Directions: Everything in the listing except the pictures should be written out exactly.

========

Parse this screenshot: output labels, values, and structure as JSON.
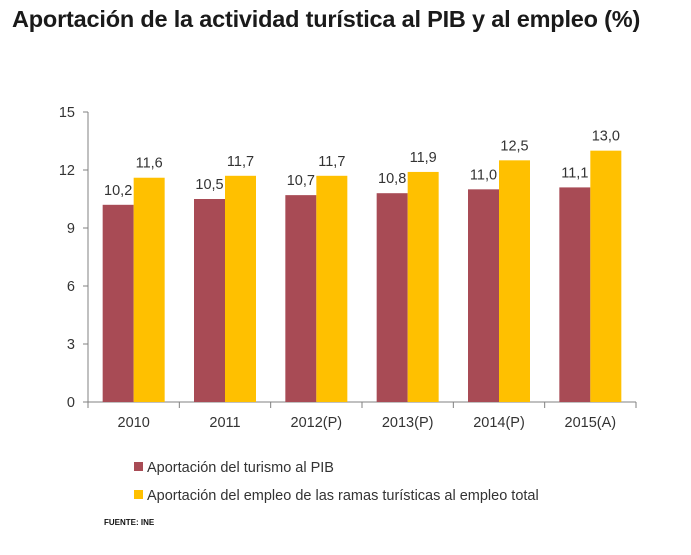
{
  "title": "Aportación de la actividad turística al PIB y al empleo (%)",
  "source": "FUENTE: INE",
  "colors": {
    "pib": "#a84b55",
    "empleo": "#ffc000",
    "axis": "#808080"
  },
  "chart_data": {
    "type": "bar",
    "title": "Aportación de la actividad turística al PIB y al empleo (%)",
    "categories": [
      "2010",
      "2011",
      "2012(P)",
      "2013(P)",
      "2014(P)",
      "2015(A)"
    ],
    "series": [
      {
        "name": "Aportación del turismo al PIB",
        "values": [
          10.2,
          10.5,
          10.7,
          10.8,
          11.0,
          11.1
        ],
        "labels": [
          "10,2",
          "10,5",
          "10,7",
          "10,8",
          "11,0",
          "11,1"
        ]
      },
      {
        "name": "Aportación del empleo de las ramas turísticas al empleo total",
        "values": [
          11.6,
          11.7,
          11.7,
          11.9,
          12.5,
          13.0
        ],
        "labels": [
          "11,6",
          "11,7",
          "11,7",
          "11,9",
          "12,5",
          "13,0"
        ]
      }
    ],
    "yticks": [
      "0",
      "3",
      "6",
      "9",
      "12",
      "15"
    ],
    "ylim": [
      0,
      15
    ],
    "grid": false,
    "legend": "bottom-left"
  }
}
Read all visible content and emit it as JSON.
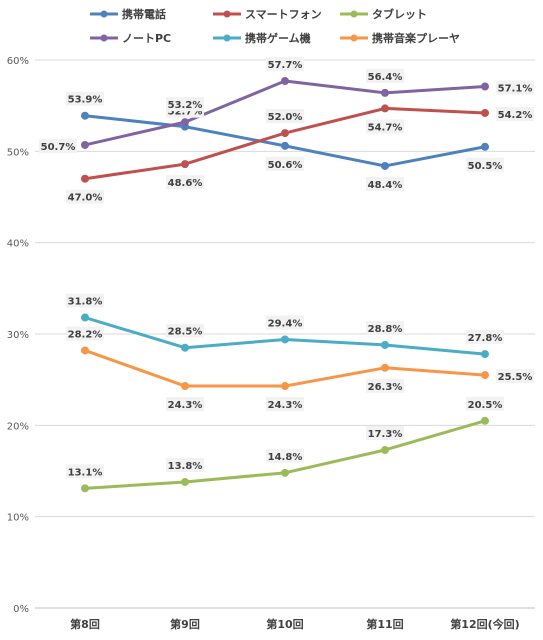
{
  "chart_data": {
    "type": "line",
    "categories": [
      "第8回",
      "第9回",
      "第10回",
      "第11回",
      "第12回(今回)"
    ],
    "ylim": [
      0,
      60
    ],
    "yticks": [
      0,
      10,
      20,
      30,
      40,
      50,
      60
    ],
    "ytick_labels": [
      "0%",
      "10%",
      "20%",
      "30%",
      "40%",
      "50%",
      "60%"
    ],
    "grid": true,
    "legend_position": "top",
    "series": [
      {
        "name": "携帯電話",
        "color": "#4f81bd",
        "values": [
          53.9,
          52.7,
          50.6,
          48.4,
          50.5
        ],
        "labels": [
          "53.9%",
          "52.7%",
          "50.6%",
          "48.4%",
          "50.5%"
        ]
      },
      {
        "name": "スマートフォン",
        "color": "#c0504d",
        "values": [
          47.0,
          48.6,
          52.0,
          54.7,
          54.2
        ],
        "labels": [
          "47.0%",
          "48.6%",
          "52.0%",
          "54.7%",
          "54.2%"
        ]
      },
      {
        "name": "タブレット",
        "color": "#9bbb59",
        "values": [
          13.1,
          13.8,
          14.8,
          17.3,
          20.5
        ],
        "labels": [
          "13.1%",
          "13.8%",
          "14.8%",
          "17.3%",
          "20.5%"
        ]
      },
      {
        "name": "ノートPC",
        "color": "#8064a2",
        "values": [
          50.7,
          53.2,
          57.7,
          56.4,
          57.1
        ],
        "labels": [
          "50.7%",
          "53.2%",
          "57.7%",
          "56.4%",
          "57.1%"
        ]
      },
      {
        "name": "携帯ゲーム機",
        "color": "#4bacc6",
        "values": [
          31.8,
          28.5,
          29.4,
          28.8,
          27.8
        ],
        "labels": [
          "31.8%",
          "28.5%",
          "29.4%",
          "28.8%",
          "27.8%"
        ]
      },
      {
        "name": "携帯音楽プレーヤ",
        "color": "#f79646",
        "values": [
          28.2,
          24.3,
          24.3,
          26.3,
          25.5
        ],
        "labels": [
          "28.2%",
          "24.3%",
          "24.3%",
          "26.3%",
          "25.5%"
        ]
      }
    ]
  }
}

========

Task answer:
Parse this screenshot: output labels, values, and structure as JSON.
{
  "title": "Aportación de la actividad turística al PIB y al empleo (%)",
  "source": "FUENTE: INE",
  "colors": {
    "pib": "#a84b55",
    "empleo": "#ffc000",
    "axis": "#808080"
  },
  "chart_data": {
    "type": "bar",
    "title": "Aportación de la actividad turística al PIB y al empleo (%)",
    "categories": [
      "2010",
      "2011",
      "2012(P)",
      "2013(P)",
      "2014(P)",
      "2015(A)"
    ],
    "series": [
      {
        "name": "Aportación del turismo al PIB",
        "values": [
          10.2,
          10.5,
          10.7,
          10.8,
          11.0,
          11.1
        ],
        "labels": [
          "10,2",
          "10,5",
          "10,7",
          "10,8",
          "11,0",
          "11,1"
        ]
      },
      {
        "name": "Aportación del empleo de las ramas turísticas al empleo total",
        "values": [
          11.6,
          11.7,
          11.7,
          11.9,
          12.5,
          13.0
        ],
        "labels": [
          "11,6",
          "11,7",
          "11,7",
          "11,9",
          "12,5",
          "13,0"
        ]
      }
    ],
    "yticks": [
      "0",
      "3",
      "6",
      "9",
      "12",
      "15"
    ],
    "ylim": [
      0,
      15
    ],
    "grid": false,
    "legend": "bottom-left"
  }
}
Read all visible content and emit it as JSON.
{
  "chart_data": {
    "type": "line",
    "categories": [
      "第8回",
      "第9回",
      "第10回",
      "第11回",
      "第12回(今回)"
    ],
    "ylim": [
      0,
      60
    ],
    "yticks": [
      0,
      10,
      20,
      30,
      40,
      50,
      60
    ],
    "ytick_labels": [
      "0%",
      "10%",
      "20%",
      "30%",
      "40%",
      "50%",
      "60%"
    ],
    "grid": true,
    "legend_position": "top",
    "series": [
      {
        "name": "携帯電話",
        "color": "#4f81bd",
        "values": [
          53.9,
          52.7,
          50.6,
          48.4,
          50.5
        ],
        "labels": [
          "53.9%",
          "52.7%",
          "50.6%",
          "48.4%",
          "50.5%"
        ]
      },
      {
        "name": "スマートフォン",
        "color": "#c0504d",
        "values": [
          47.0,
          48.6,
          52.0,
          54.7,
          54.2
        ],
        "labels": [
          "47.0%",
          "48.6%",
          "52.0%",
          "54.7%",
          "54.2%"
        ]
      },
      {
        "name": "タブレット",
        "color": "#9bbb59",
        "values": [
          13.1,
          13.8,
          14.8,
          17.3,
          20.5
        ],
        "labels": [
          "13.1%",
          "13.8%",
          "14.8%",
          "17.3%",
          "20.5%"
        ]
      },
      {
        "name": "ノートPC",
        "color": "#8064a2",
        "values": [
          50.7,
          53.2,
          57.7,
          56.4,
          57.1
        ],
        "labels": [
          "50.7%",
          "53.2%",
          "57.7%",
          "56.4%",
          "57.1%"
        ]
      },
      {
        "name": "携帯ゲーム機",
        "color": "#4bacc6",
        "values": [
          31.8,
          28.5,
          29.4,
          28.8,
          27.8
        ],
        "labels": [
          "31.8%",
          "28.5%",
          "29.4%",
          "28.8%",
          "27.8%"
        ]
      },
      {
        "name": "携帯音楽プレーヤ",
        "color": "#f79646",
        "values": [
          28.2,
          24.3,
          24.3,
          26.3,
          25.5
        ],
        "labels": [
          "28.2%",
          "24.3%",
          "24.3%",
          "26.3%",
          "25.5%"
        ]
      }
    ]
  }
}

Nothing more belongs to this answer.